PROBLEM DESCRIPTION:
In the lines below, how many hold the word "cleared"? Answer only with the number.

ENTRIES PROVIDED:
◇ ◇ ◇ ◇ ◇ ◇ ◇
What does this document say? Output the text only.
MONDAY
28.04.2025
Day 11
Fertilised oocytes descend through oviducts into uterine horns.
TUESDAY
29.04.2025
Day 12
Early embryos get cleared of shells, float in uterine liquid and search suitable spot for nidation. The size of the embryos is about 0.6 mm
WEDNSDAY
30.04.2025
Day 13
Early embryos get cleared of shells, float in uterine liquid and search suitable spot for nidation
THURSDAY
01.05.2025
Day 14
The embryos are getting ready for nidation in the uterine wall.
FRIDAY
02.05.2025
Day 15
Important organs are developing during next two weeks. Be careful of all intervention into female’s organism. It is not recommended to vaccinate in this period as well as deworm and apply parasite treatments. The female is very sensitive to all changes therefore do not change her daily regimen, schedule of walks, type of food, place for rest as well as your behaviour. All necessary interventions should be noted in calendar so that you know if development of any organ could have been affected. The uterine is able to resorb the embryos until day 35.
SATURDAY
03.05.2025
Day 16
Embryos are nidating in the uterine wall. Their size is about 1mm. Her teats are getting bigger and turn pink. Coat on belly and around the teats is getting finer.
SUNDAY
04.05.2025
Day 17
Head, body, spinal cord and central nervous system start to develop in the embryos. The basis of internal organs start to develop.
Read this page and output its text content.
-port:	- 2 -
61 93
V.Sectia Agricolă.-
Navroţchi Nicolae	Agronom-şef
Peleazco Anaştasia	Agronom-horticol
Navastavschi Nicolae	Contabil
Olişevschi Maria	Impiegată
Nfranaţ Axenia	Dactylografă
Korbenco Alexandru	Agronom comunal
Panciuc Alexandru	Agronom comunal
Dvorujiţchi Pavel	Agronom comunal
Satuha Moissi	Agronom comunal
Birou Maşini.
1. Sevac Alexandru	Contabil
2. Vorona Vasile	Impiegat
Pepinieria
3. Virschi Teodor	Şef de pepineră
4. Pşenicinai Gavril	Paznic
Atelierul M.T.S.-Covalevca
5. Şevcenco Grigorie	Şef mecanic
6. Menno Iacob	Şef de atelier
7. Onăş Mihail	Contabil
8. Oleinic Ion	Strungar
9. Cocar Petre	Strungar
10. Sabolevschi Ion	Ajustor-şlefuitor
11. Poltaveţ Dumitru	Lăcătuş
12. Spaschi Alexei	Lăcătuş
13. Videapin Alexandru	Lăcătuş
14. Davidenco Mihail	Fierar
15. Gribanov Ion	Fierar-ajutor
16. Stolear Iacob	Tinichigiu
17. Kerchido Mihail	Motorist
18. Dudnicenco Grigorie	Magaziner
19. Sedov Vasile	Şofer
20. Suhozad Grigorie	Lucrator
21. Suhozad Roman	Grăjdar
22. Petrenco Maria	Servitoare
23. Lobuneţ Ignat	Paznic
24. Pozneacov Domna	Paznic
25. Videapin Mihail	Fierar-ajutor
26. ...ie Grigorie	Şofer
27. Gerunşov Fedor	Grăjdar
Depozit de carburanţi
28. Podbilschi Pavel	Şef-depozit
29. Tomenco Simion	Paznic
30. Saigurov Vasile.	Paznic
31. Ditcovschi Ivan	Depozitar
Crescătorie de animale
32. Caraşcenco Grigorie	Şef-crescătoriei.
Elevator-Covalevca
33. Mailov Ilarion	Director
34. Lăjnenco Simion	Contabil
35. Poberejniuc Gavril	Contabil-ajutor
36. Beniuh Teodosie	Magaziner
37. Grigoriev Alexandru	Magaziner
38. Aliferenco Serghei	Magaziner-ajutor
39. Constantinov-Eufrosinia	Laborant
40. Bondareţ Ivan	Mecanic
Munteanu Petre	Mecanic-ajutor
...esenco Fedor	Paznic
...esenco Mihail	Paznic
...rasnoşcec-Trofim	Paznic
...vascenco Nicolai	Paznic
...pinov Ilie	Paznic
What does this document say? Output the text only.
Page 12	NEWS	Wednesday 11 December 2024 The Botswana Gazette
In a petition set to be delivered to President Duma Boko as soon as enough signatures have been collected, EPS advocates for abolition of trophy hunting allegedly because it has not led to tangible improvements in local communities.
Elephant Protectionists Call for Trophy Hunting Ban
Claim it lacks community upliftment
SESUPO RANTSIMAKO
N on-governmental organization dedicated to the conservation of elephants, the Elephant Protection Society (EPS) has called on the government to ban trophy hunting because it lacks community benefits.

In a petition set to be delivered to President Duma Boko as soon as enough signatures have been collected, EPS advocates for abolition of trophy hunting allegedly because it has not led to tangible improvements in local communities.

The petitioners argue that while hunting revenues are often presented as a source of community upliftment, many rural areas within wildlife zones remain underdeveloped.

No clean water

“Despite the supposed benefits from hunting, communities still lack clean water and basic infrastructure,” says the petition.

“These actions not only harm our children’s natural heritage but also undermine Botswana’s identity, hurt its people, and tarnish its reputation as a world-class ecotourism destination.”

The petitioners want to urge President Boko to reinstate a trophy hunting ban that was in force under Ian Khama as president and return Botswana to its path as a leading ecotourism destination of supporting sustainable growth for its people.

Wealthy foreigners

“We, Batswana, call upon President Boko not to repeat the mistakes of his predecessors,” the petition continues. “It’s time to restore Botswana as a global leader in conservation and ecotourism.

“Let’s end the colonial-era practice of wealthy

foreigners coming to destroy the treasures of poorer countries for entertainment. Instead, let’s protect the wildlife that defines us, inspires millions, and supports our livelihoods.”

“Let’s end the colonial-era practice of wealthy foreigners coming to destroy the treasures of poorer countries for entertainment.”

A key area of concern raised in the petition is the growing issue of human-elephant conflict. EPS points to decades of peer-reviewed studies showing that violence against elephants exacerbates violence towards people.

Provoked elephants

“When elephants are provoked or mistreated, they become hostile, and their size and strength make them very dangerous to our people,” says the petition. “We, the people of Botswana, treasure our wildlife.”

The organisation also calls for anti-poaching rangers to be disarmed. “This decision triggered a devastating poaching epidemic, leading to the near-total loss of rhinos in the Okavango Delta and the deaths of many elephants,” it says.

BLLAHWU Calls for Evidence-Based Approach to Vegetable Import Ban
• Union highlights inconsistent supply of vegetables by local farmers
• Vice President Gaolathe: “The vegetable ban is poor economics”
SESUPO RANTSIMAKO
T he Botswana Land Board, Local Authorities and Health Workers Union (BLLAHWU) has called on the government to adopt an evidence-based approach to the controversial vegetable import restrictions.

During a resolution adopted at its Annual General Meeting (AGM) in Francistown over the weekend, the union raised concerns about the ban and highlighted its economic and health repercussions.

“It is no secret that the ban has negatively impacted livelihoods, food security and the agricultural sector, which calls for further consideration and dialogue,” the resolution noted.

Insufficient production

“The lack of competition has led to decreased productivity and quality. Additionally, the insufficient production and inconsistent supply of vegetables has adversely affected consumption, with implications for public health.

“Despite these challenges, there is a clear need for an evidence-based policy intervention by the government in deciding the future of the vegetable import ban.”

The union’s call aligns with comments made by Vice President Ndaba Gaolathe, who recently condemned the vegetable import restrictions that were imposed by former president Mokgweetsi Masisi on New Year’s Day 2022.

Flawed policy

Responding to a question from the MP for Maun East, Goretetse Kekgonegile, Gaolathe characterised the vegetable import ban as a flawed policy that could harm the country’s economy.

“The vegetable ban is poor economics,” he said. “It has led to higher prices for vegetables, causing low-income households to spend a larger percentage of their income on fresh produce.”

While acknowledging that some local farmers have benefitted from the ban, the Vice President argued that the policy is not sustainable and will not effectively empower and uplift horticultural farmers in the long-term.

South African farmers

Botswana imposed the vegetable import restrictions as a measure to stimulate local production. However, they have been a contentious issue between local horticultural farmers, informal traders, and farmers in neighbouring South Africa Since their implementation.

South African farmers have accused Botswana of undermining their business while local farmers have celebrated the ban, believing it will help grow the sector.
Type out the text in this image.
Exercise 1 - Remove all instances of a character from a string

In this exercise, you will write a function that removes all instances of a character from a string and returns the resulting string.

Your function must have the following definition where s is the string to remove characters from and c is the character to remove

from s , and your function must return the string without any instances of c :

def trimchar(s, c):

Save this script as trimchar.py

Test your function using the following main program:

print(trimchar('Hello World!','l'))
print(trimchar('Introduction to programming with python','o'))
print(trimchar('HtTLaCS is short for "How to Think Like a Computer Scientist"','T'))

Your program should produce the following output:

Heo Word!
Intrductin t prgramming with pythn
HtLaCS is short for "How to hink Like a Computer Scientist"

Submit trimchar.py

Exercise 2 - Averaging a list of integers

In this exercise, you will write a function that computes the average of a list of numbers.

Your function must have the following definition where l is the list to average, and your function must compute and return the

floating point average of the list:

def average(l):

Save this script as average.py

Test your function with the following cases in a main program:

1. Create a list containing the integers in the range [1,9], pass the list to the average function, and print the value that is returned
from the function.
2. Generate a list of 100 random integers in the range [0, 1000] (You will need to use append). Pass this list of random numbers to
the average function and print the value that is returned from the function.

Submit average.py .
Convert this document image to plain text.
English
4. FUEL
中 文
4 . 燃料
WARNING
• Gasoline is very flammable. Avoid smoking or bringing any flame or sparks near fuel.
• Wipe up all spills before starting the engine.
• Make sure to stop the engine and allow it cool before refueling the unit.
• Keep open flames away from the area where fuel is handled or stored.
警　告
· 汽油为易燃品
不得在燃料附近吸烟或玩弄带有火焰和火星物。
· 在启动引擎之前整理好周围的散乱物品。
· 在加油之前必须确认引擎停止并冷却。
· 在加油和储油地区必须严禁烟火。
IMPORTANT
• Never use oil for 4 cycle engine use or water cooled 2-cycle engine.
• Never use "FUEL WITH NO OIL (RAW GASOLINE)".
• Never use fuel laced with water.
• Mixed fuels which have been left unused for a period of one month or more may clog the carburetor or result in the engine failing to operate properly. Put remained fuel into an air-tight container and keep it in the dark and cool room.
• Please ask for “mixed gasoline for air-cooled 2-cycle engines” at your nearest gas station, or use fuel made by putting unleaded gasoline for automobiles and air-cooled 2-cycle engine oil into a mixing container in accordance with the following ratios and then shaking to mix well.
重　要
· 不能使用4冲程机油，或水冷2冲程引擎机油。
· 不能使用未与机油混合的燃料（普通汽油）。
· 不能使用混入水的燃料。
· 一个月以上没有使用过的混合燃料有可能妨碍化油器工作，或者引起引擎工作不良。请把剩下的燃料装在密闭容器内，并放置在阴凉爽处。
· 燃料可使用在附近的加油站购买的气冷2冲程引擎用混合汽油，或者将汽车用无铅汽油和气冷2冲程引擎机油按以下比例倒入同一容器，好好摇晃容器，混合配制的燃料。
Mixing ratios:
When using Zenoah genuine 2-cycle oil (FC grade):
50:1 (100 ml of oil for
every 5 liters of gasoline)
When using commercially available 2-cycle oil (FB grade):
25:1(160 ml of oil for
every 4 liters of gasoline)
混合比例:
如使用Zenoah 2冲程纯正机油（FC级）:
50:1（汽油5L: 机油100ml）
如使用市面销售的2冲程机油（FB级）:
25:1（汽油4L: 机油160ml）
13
◇ ◇ ◇ ◇ ◇ ◇ ◇
FINISHED TASK:
2